OBJECTIVE: Find the string "thumbs" in the entries and copy each line that has it.

╭─ DATA SUPPLIED

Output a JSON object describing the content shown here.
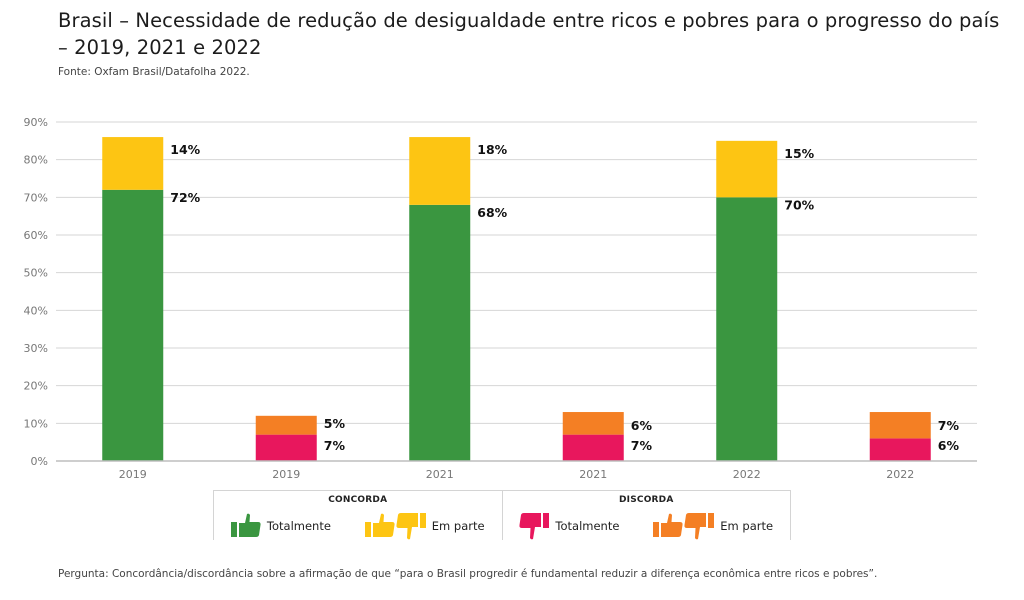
{
  "header": {
    "title": "Brasil – Necessidade de redução de desigualdade entre ricos e pobres para o progresso do país – 2019, 2021 e 2022",
    "source": "Fonte: Oxfam Brasil/Datafolha 2022."
  },
  "footer": {
    "question": "Pergunta: Concordância/discordância sobre a afirmação de que “para o Brasil progredir é fundamental reduzir a diferença econômica entre ricos e pobres”."
  },
  "colors": {
    "concorda_totalmente": "#3a9640",
    "concorda_em_parte": "#fdc513",
    "discorda_totalmente": "#e8175d",
    "discorda_em_parte": "#f47f24",
    "grid": "#d6d6d6",
    "axis": "#bdbdbd"
  },
  "legend": {
    "groups": [
      {
        "heading": "CONCORDA",
        "items": [
          {
            "label": "Totalmente",
            "icon": "thumbs-up-icon",
            "color_key": "concorda_totalmente"
          },
          {
            "label": "Em parte",
            "icon": "thumbs-up-down-icon",
            "color_key": "concorda_em_parte"
          }
        ]
      },
      {
        "heading": "DISCORDA",
        "items": [
          {
            "label": "Totalmente",
            "icon": "thumbs-down-icon",
            "color_key": "discorda_totalmente"
          },
          {
            "label": "Em parte",
            "icon": "thumbs-up-down-icon",
            "color_key": "discorda_em_parte"
          }
        ]
      }
    ]
  },
  "chart_data": {
    "type": "bar",
    "stacked": true,
    "title": "Brasil – Necessidade de redução de desigualdade entre ricos e pobres para o progresso do país – 2019, 2021 e 2022",
    "xlabel": "",
    "ylabel": "",
    "ylim": [
      0,
      90
    ],
    "yticks": [
      0,
      10,
      20,
      30,
      40,
      50,
      60,
      70,
      80,
      90
    ],
    "ytick_labels": [
      "0%",
      "10%",
      "20%",
      "30%",
      "40%",
      "50%",
      "60%",
      "70%",
      "80%",
      "90%"
    ],
    "grid": true,
    "legend_position": "bottom-center",
    "categories": [
      "2019",
      "2019",
      "2021",
      "2021",
      "2022",
      "2022"
    ],
    "bars": [
      {
        "category": "2019",
        "group": "Concorda",
        "segments": [
          {
            "series": "Concorda totalmente",
            "value": 72,
            "label": "72%",
            "color_key": "concorda_totalmente"
          },
          {
            "series": "Concorda em parte",
            "value": 14,
            "label": "14%",
            "color_key": "concorda_em_parte"
          }
        ]
      },
      {
        "category": "2019",
        "group": "Discorda",
        "segments": [
          {
            "series": "Discorda totalmente",
            "value": 7,
            "label": "7%",
            "color_key": "discorda_totalmente"
          },
          {
            "series": "Discorda em parte",
            "value": 5,
            "label": "5%",
            "color_key": "discorda_em_parte"
          }
        ]
      },
      {
        "category": "2021",
        "group": "Concorda",
        "segments": [
          {
            "series": "Concorda totalmente",
            "value": 68,
            "label": "68%",
            "color_key": "concorda_totalmente"
          },
          {
            "series": "Concorda em parte",
            "value": 18,
            "label": "18%",
            "color_key": "concorda_em_parte"
          }
        ]
      },
      {
        "category": "2021",
        "group": "Discorda",
        "segments": [
          {
            "series": "Discorda totalmente",
            "value": 7,
            "label": "7%",
            "color_key": "discorda_totalmente"
          },
          {
            "series": "Discorda em parte",
            "value": 6,
            "label": "6%",
            "color_key": "discorda_em_parte"
          }
        ]
      },
      {
        "category": "2022",
        "group": "Concorda",
        "segments": [
          {
            "series": "Concorda totalmente",
            "value": 70,
            "label": "70%",
            "color_key": "concorda_totalmente"
          },
          {
            "series": "Concorda em parte",
            "value": 15,
            "label": "15%",
            "color_key": "concorda_em_parte"
          }
        ]
      },
      {
        "category": "2022",
        "group": "Discorda",
        "segments": [
          {
            "series": "Discorda totalmente",
            "value": 6,
            "label": "6%",
            "color_key": "discorda_totalmente"
          },
          {
            "series": "Discorda em parte",
            "value": 7,
            "label": "7%",
            "color_key": "discorda_em_parte"
          }
        ]
      }
    ],
    "series": [
      {
        "name": "Concorda totalmente",
        "values": [
          72,
          null,
          68,
          null,
          70,
          null
        ]
      },
      {
        "name": "Concorda em parte",
        "values": [
          14,
          null,
          18,
          null,
          15,
          null
        ]
      },
      {
        "name": "Discorda totalmente",
        "values": [
          null,
          7,
          null,
          7,
          null,
          6
        ]
      },
      {
        "name": "Discorda em parte",
        "values": [
          null,
          5,
          null,
          6,
          null,
          7
        ]
      }
    ]
  }
}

╰─

REPLY:
            "icon": "thumbs-up-icon",
            "icon": "thumbs-up-down-icon",
            "icon": "thumbs-down-icon",
            "icon": "thumbs-up-down-icon",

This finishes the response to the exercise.